# FRAGMENTO SELECCIONADO
Aunque pueda parecer lo contrario, el 25 de mayo de 2018, día de la entrada en vigor del Reglamento Europeo de Protección de Datos, está cada vez más cerca. Mucho y bien se deberá trabajar para que las adaptaciones del sector a las exigencias del nuevo texto legal sean reales, efectivas y minimicen las posibilidades de incumplimiento.

data13

 

Bastante se ha hablado ya de las novedades del Reglamento: el DPO (Data Privacy Officer), el cambio en materia de consentimiento, las importantes sanciones que el incumplimiento puede acarrear, los principios de accountability, privacy by design & by default, el derecho al olvido, … pero hoy se destacarán aspectos concretos que impactan en la actividad aseguradora y en los que TIREA trabaja para cumplir con estas exigencias.

El régimen que, en materia de protección de datos, aplica al sector asegurador, se encuentra recogido en el art. 99 de la Ley 20/2015, de 14 de julio. En él estarían, con carácter general, todos los tratamientos que, para su propia actividad, necesita realizar el sector. Estaríamos, por tanto, dentro de los denominados tratamientos legítimos en la actividad aseguradora, siendo conformes a lo establecido en el artículo 6.1. f del Reglamento Europeo.

Gran parte de los trabajos que realiza TIREA para el sector asegurador tienen carácter consustancial a la propia actividad aseguradora y, salvo las cautelas legales necesarias para realizar correctamente la labor como prestador de servicios, la actividad soporte realizada para las entidades aseguradoras podrían considerarse que son o están dentro del interés legítimo de la actividad aseguradora.

Si bien lo anterior, hay figuras recogidas en el Reglamento cuyo impacto tiene gran relevancia y para los que se trabaja con el objetivo de dar una respuesta adecuada. Desde el Área de GRC de TIREA se ha promovido la creación de un Grupo de Trabajo Interno, de carácter transversal a todas las áreas de la compañía, que ha evaluado los aspectos a mejorar y aquellas situaciones y/o acciones que es necesario acometer para seguir dando a nuestros clientes las condiciones de fiabilidad y seguridad que nos demandan. ¿Qué figuras son éstas?:

  1. Principio de Accountability. Bajo este principio, también denominado de responsabilidad activa, se está en la línea de mejorar nuestros controles para seguir acreditando la conformidad de las actividades de tratamiento con el Reglamento.

# INFORMACIÓN DE ORIGEN

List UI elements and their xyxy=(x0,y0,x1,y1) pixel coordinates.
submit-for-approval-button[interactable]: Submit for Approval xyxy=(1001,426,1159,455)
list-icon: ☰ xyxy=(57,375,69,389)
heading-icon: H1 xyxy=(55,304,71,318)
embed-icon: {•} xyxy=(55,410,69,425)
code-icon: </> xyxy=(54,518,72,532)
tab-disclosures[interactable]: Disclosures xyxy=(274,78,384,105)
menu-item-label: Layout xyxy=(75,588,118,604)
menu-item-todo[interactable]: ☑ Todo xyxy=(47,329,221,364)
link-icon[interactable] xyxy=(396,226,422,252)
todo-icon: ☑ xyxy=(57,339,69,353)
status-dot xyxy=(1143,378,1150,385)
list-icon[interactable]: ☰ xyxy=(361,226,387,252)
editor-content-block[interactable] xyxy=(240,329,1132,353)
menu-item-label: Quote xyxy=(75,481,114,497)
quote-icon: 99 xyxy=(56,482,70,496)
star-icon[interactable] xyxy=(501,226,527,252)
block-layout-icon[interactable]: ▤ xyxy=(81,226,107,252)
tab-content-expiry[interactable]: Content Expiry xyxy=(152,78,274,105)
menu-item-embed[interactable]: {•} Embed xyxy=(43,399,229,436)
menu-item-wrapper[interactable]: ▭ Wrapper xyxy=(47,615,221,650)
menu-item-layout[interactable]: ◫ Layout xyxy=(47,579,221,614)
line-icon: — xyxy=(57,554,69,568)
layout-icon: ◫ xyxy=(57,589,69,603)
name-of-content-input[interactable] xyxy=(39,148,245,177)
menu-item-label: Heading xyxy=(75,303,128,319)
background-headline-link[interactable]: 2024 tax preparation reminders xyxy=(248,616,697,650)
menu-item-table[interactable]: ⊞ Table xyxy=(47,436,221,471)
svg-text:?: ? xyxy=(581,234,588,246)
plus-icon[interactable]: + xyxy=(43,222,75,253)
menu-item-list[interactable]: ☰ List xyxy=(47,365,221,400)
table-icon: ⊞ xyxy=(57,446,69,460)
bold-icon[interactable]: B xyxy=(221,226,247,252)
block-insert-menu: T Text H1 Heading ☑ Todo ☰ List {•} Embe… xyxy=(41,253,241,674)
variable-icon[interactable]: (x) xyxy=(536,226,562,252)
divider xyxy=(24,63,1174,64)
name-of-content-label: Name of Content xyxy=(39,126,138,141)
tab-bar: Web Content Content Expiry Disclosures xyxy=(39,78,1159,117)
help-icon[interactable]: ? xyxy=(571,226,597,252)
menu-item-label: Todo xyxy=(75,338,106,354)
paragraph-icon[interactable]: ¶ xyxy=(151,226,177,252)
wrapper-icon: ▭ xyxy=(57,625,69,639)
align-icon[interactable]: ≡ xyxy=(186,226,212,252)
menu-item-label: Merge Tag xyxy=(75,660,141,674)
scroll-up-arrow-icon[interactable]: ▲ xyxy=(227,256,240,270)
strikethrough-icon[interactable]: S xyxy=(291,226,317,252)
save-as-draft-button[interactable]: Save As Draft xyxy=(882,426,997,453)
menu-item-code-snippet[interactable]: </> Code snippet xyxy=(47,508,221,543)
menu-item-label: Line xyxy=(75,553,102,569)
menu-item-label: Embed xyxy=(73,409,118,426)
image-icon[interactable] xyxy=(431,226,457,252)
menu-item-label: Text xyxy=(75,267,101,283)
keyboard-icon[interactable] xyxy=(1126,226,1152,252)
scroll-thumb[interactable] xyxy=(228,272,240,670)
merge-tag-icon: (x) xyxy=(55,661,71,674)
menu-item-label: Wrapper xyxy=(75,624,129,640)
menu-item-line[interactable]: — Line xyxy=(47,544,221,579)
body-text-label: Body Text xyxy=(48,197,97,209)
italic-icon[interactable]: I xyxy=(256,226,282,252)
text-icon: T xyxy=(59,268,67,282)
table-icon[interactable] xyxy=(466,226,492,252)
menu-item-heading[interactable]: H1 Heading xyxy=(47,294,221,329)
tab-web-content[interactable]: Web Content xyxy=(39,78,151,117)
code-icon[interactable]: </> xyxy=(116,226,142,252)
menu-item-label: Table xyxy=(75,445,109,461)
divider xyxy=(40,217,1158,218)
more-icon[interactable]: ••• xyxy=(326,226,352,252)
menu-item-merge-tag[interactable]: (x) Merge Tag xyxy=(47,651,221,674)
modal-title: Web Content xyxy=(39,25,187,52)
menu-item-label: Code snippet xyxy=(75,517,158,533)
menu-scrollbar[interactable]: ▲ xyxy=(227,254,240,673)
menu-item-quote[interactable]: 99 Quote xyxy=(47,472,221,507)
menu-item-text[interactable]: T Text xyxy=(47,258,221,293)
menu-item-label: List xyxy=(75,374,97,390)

# TAREA 1
Responde a estas preguntas según el fragmento seleccionado:
(a) ¿En qué fecha entra en vigor el Reglamento Europeo de Protección de Datos?
(b) ¿En qué artículo y ley se recoge el régimen de protección de datos que se aplica al sector asegurador?
(c) ¿Con qué otro nombre se conoce el principio de accountability?
# TAREA 2
Enumera todas las novedades del Reglamento de las que, según el fragmento seleccionado, ya se ha hablado bastante.

# RESPUESTA 1
(a) El 25 de mayo de 2018.
(b) En el art. 99 de la Ley 20/2015, de 14 de julio.
(c) Principio de responsabilidad activa.

# RESPUESTA 2
- El DPO (Data Privacy Officer)
- El cambio en materia de consentimiento
- Las importantes sanciones que el incumplimiento puede acarrear
- Los principios de accountability, privacy by design & by default
- El derecho al olvido